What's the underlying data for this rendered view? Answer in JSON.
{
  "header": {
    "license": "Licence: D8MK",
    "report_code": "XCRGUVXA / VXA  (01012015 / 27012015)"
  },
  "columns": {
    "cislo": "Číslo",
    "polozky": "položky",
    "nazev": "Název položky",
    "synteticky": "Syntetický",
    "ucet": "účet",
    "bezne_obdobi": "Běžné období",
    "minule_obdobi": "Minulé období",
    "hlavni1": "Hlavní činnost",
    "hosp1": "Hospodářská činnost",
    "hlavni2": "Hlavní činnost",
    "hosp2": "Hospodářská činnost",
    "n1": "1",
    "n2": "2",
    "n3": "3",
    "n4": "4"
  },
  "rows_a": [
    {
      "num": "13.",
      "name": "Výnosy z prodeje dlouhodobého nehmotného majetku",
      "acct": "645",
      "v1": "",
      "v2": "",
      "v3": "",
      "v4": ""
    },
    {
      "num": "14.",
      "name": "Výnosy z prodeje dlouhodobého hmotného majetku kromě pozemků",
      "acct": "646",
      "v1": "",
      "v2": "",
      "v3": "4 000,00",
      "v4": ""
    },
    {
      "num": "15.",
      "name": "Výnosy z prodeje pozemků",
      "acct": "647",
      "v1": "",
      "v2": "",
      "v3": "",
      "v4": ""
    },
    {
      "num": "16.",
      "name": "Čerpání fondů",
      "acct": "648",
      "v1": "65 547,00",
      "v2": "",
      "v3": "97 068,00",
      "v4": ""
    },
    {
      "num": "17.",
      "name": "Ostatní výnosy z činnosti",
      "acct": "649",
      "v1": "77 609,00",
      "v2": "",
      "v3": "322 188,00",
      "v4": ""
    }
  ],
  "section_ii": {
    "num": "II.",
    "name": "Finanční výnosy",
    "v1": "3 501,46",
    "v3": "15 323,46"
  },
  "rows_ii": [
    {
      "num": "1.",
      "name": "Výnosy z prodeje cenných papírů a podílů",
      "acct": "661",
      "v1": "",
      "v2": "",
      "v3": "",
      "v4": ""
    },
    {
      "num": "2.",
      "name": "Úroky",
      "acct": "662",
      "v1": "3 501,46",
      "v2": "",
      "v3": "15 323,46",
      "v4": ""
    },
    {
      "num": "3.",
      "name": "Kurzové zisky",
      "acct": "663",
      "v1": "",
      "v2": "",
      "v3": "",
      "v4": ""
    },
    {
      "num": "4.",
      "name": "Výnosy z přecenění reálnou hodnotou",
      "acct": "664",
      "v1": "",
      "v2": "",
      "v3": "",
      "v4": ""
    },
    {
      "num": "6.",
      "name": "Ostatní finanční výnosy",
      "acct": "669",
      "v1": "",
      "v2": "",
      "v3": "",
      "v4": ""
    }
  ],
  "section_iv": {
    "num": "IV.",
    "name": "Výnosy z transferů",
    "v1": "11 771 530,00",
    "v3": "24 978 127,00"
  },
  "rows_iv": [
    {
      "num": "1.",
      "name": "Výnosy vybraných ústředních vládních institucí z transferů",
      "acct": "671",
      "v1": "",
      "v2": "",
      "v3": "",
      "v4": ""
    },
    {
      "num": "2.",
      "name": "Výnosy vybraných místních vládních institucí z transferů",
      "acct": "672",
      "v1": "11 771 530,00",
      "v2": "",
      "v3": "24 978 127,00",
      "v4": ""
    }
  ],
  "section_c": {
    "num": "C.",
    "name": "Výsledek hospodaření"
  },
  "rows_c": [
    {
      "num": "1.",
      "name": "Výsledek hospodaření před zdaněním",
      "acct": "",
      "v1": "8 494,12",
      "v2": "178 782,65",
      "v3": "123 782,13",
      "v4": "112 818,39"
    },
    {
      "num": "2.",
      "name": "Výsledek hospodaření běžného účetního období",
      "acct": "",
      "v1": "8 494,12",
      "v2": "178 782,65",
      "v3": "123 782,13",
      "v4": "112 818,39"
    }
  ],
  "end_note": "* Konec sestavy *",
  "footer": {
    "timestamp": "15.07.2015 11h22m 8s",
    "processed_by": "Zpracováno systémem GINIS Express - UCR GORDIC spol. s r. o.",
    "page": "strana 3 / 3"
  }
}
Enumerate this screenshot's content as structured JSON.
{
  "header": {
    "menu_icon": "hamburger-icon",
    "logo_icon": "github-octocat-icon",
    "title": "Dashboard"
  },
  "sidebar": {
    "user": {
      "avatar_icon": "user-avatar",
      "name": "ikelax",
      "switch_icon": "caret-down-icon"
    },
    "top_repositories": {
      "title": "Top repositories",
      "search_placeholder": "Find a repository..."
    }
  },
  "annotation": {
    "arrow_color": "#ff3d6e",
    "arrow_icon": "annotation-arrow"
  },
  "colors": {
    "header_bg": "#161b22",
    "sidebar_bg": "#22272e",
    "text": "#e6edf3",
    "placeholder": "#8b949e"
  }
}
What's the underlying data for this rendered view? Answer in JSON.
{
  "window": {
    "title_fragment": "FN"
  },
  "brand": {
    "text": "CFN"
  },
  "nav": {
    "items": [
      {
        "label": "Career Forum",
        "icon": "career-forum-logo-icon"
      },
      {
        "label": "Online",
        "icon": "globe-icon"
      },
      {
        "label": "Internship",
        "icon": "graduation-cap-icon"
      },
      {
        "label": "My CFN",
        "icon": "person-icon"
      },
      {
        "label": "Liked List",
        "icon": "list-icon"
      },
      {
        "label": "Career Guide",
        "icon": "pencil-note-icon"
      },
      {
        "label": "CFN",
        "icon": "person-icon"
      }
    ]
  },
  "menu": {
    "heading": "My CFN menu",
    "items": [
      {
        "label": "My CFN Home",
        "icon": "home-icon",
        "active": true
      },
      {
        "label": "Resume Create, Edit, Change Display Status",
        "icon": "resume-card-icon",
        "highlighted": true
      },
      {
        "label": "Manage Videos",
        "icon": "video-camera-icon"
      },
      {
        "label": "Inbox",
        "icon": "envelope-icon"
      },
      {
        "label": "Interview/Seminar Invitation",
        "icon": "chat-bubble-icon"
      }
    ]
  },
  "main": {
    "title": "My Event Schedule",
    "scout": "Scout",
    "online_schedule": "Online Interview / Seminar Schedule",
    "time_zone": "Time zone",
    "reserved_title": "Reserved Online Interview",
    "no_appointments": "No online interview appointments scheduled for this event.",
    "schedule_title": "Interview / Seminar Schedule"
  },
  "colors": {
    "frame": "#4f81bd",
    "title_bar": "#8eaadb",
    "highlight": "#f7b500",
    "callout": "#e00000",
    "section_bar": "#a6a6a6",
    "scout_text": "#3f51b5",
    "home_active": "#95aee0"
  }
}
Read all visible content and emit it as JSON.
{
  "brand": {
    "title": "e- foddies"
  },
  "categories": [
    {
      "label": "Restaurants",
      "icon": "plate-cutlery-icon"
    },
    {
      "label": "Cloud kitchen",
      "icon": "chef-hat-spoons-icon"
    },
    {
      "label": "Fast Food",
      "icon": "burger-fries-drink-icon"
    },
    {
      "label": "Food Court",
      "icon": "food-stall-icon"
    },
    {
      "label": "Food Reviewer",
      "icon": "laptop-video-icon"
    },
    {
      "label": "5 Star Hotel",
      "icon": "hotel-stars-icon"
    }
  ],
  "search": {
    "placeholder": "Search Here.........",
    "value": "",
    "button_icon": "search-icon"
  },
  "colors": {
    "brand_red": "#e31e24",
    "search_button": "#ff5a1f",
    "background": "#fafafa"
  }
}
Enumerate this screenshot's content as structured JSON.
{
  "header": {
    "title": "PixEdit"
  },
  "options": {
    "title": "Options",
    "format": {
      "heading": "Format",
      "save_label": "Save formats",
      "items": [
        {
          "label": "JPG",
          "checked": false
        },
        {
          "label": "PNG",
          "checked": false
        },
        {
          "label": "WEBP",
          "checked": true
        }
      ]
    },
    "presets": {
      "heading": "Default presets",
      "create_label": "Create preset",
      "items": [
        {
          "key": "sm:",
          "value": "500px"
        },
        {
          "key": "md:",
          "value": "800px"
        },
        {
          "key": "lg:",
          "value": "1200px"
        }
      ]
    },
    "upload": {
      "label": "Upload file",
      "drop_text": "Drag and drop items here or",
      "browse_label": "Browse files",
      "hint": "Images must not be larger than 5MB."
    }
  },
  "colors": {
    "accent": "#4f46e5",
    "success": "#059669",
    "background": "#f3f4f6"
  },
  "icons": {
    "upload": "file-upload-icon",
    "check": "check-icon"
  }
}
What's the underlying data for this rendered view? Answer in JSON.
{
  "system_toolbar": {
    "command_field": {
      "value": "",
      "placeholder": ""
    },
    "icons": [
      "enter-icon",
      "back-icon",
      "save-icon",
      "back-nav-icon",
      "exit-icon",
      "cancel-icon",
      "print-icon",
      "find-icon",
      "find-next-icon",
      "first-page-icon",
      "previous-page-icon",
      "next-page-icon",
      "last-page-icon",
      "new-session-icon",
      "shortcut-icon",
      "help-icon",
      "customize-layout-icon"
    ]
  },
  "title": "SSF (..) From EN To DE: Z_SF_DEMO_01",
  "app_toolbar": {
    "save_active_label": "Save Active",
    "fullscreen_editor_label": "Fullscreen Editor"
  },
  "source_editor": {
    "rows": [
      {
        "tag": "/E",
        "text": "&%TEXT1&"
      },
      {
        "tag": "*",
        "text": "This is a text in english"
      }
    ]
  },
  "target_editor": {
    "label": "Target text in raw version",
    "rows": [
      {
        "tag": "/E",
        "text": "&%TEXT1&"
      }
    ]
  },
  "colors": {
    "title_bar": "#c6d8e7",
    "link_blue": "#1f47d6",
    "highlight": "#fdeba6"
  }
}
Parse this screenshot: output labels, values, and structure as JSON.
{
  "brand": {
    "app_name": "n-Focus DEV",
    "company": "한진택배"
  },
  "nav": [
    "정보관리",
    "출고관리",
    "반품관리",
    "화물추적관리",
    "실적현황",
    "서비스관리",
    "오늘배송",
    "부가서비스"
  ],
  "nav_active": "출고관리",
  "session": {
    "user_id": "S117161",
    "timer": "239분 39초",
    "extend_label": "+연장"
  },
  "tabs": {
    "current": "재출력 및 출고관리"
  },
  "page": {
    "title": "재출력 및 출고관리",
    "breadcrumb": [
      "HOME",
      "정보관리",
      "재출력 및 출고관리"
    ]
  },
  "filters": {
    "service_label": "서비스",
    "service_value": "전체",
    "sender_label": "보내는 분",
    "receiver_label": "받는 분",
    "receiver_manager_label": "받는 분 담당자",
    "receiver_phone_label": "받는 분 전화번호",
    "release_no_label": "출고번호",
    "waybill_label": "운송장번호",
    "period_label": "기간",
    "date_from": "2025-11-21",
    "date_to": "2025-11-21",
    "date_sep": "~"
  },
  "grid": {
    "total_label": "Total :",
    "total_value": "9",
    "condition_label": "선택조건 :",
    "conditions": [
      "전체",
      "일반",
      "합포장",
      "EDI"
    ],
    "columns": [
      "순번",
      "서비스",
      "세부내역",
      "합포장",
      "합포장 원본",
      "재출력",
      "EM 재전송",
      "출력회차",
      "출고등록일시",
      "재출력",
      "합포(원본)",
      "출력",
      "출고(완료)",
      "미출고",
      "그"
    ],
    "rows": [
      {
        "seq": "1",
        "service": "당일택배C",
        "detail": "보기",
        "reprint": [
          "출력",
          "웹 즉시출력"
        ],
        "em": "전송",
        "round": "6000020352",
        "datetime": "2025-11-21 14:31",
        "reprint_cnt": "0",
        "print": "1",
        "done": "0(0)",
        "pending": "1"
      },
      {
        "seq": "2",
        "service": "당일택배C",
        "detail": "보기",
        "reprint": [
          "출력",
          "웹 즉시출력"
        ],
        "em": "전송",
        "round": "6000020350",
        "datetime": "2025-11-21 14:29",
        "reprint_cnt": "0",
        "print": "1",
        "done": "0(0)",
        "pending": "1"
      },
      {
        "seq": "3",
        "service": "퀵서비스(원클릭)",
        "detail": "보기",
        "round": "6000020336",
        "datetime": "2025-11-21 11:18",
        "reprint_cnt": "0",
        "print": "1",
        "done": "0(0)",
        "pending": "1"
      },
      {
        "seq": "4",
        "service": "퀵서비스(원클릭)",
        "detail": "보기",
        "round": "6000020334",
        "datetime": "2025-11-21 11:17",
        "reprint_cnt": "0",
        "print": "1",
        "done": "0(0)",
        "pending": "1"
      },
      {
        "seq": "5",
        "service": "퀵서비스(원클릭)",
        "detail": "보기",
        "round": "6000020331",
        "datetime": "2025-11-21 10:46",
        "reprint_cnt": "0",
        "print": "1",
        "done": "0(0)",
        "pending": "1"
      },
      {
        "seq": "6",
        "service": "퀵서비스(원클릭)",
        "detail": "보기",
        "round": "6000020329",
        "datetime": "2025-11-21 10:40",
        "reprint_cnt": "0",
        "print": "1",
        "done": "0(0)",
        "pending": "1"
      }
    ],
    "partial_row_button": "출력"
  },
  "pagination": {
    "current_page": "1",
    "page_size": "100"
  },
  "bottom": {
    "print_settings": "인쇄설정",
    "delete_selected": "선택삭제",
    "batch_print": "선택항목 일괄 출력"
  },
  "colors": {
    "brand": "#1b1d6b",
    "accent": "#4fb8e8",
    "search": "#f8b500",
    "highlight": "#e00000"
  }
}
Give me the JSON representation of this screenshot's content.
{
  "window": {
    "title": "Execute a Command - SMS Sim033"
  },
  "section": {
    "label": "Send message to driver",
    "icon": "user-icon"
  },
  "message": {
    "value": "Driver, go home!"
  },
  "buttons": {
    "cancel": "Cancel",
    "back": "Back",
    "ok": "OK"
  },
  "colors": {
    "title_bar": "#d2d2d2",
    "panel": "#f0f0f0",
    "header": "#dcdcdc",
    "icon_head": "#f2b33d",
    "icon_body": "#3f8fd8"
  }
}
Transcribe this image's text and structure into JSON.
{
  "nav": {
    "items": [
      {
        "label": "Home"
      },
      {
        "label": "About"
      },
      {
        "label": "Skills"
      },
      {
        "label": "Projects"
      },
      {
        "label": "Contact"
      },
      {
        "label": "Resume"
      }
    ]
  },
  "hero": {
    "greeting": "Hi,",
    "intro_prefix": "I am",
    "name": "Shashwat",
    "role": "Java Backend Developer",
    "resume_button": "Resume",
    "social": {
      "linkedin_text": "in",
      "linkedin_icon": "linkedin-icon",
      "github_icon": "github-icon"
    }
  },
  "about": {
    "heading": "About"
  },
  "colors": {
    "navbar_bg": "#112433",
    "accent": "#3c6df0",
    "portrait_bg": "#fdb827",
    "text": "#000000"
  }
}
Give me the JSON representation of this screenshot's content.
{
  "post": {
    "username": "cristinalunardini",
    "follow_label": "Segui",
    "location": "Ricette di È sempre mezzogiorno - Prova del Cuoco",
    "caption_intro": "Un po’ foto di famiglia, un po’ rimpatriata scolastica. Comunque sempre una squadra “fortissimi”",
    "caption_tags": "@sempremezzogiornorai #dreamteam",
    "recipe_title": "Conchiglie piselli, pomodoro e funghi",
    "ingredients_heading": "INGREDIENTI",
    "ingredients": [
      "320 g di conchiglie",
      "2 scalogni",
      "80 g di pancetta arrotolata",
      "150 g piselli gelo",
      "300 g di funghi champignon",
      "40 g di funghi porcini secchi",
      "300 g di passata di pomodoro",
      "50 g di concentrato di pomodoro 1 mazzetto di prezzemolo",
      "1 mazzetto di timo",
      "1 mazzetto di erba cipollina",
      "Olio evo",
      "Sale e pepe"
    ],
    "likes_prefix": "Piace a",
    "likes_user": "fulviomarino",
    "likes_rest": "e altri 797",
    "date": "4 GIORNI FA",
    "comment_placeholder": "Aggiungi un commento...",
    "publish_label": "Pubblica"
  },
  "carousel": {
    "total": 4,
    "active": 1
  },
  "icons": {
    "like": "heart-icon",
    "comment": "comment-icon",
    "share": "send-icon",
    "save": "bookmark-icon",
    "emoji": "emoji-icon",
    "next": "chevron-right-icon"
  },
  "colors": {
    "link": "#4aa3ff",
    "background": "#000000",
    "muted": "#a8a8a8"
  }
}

# GIVEN TASK
Looking at the data above, show all lines where the word "mazzetto" occurs.

# THE ANSWER
      "50 g di concentrato di pomodoro 1 mazzetto di prezzemolo",
      "1 mazzetto di timo",
      "1 mazzetto di erba cipollina",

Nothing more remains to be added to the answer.